Copy out the lines from the line with "Localize each UI" up to and including the line with "71, 16, 96]", renaming "UI component" to "item" and keeping everything else unchanged.
===== Supplied data
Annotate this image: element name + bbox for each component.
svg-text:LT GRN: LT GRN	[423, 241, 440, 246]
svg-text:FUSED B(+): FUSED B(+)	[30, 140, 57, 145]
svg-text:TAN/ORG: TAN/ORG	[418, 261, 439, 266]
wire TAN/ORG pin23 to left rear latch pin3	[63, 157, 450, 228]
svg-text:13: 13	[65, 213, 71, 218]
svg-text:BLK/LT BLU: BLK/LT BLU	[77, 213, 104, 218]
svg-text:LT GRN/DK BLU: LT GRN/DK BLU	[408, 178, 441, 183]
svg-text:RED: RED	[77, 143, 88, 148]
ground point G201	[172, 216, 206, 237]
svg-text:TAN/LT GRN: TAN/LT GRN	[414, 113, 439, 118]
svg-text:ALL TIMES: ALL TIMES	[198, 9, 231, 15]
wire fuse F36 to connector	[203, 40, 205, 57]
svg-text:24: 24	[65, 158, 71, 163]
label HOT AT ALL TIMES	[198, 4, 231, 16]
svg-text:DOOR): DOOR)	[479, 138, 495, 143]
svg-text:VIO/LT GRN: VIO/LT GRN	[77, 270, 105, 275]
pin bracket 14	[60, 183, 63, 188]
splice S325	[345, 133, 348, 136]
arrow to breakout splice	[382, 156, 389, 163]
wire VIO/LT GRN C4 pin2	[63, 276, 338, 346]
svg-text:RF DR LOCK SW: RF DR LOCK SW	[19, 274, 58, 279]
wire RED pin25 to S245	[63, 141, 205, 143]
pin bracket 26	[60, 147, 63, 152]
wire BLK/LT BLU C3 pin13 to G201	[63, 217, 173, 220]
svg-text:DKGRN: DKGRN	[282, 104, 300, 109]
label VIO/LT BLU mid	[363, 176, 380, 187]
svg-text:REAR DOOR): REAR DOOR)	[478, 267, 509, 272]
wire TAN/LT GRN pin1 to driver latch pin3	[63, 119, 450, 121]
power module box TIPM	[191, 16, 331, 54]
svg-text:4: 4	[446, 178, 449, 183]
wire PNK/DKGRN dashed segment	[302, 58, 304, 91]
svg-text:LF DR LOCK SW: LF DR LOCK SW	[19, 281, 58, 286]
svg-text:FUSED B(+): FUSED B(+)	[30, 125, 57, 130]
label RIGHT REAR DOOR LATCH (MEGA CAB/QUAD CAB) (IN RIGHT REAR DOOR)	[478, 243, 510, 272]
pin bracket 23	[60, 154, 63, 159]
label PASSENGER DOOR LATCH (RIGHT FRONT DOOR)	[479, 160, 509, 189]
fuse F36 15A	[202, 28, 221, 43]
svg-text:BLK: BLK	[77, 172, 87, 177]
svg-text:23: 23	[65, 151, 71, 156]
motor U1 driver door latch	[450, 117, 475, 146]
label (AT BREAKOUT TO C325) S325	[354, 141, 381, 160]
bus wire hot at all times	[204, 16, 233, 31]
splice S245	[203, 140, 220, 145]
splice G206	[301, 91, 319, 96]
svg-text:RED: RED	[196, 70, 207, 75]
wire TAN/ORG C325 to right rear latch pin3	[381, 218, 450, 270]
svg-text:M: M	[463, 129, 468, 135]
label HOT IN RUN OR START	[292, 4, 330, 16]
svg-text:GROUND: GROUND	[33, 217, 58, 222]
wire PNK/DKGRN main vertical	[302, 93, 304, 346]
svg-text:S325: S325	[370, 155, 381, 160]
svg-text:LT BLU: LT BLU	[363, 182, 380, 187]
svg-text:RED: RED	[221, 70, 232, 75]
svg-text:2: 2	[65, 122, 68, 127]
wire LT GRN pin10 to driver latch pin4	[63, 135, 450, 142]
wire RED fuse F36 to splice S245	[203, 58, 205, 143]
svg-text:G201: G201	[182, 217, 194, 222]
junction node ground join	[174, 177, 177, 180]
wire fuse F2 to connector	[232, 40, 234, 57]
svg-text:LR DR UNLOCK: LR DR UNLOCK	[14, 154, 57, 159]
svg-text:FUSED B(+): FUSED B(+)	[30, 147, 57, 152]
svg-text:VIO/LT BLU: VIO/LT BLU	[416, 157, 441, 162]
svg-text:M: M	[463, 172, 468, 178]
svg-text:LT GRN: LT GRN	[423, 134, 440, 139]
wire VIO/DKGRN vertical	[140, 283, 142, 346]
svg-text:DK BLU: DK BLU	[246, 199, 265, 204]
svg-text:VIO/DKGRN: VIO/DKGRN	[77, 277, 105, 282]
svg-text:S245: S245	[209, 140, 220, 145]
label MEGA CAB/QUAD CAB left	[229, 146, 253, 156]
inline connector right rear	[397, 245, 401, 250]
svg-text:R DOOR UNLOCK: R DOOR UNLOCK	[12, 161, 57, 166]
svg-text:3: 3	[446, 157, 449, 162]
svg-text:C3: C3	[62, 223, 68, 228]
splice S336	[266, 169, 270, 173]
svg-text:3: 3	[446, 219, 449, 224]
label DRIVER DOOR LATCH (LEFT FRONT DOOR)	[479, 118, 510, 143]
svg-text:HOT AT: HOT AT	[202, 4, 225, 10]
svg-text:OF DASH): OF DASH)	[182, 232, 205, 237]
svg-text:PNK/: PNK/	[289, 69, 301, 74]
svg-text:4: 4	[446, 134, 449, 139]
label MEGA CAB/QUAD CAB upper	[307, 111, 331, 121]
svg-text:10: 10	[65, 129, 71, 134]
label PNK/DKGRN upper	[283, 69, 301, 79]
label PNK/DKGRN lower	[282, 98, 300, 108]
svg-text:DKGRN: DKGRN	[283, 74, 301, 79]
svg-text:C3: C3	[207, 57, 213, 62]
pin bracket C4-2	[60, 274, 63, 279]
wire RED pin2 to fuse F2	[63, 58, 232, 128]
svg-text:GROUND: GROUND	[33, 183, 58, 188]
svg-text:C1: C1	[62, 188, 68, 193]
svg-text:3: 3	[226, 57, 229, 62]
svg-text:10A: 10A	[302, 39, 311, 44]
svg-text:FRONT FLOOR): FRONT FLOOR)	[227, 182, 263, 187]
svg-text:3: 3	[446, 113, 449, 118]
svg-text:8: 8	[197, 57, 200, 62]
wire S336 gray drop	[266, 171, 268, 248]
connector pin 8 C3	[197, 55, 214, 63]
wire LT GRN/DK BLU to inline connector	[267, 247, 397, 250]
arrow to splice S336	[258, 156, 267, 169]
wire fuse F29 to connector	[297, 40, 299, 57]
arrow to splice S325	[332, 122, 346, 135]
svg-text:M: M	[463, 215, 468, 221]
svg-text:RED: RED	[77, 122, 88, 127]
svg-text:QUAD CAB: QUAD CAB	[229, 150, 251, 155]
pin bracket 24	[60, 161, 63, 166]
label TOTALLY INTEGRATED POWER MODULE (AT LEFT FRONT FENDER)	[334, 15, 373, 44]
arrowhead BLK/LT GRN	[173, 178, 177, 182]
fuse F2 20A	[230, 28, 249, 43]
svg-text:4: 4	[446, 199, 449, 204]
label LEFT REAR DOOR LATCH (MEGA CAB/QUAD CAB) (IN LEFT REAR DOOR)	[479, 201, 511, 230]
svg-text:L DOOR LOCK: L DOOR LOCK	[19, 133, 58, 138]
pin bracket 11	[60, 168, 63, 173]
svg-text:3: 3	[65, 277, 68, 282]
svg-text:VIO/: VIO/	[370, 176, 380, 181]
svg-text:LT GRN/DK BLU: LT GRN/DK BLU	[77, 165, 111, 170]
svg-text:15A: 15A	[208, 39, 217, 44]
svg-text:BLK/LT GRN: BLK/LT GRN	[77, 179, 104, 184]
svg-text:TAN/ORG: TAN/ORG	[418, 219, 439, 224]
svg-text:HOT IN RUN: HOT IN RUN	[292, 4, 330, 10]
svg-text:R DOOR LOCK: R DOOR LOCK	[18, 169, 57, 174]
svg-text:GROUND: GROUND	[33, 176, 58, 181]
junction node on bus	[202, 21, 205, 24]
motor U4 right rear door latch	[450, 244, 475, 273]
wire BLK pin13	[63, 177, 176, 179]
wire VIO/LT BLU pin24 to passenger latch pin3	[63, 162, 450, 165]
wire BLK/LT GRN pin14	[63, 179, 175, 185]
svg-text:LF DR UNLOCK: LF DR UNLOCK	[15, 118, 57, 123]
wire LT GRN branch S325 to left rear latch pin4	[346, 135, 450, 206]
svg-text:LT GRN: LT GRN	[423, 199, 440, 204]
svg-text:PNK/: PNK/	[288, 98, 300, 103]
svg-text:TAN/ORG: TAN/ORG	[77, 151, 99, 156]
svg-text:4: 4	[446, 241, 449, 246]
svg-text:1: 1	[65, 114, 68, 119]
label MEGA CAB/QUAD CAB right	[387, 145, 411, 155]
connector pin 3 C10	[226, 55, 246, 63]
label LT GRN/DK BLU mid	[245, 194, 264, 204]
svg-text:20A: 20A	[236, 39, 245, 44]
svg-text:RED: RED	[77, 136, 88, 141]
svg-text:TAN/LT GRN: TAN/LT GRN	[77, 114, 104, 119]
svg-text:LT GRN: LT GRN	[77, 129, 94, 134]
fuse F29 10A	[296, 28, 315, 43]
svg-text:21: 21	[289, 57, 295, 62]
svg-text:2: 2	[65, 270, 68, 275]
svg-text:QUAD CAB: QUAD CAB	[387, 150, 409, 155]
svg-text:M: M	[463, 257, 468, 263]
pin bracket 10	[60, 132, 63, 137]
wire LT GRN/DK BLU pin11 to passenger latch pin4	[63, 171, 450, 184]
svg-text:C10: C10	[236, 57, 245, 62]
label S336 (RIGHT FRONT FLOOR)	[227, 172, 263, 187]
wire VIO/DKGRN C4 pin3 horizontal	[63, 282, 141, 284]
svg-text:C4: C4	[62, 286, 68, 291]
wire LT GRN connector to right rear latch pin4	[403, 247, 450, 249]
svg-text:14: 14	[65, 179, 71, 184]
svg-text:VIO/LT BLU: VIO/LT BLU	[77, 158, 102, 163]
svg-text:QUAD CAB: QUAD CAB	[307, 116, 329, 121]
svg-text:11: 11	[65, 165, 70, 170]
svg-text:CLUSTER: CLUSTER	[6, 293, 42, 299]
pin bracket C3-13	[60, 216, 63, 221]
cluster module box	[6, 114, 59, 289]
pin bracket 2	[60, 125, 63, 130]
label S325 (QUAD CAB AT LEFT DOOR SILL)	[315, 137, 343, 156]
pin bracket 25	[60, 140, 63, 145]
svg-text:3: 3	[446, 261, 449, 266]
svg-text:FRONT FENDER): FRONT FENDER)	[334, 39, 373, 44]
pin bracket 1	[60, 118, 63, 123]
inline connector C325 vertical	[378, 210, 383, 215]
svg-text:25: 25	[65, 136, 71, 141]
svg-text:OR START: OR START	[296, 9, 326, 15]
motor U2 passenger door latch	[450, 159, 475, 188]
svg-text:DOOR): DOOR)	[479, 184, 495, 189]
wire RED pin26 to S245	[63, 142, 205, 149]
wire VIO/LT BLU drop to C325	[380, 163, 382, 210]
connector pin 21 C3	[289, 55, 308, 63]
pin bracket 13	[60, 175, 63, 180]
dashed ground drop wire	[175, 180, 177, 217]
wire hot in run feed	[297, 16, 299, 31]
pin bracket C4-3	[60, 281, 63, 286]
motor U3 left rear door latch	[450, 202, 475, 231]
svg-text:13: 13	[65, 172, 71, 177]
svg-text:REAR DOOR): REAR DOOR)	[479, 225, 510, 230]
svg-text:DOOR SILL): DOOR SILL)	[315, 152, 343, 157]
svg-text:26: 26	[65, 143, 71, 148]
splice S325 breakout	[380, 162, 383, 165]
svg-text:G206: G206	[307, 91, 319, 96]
==========
===== Supplied data
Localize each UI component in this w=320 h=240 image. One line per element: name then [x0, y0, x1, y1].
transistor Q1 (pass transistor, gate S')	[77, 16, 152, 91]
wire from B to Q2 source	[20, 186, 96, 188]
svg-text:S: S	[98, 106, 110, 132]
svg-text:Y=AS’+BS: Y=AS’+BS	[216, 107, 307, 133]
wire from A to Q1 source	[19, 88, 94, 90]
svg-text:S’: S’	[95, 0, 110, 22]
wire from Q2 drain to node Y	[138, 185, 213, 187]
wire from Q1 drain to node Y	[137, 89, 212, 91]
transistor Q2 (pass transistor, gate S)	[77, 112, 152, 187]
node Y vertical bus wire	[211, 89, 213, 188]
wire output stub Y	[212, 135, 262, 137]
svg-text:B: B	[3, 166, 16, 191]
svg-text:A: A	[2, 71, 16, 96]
==========
===== Supplied data
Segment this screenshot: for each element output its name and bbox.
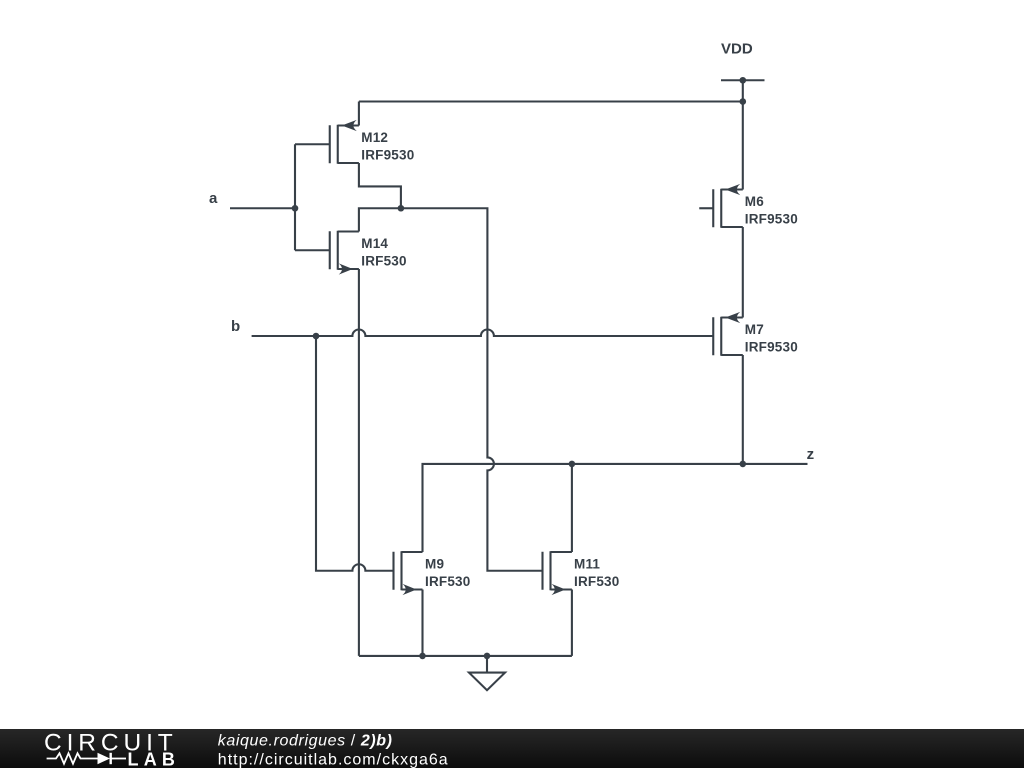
==========
— The result —
Localize each item in this w=320 h=240 image. One line per element: name then [x0, y0, x1, y1].
transistor Q1 (pass transistor, gate S')	[77, 16, 152, 91]
wire from B to Q2 source	[20, 186, 96, 188]
svg-text:S: S	[98, 106, 110, 132]
svg-text:Y=AS’+BS: Y=AS’+BS	[216, 107, 307, 133]
wire from A to Q1 source	[19, 88, 94, 90]
svg-text:S’: S’	[95, 0, 110, 22]
wire from Q2 drain to node Y	[138, 185, 213, 187]
wire from Q1 drain to node Y	[137, 89, 212, 91]
transistor Q2 (pass transistor, gate S)	[77, 112, 152, 187]
node Y vertical bus wire	[211, 89, 213, 188]
wire output stub Y	[212, 135, 262, 137]
svg-text:B: B	[3, 166, 16, 191]
svg-text:A: A	[2, 71, 16, 96]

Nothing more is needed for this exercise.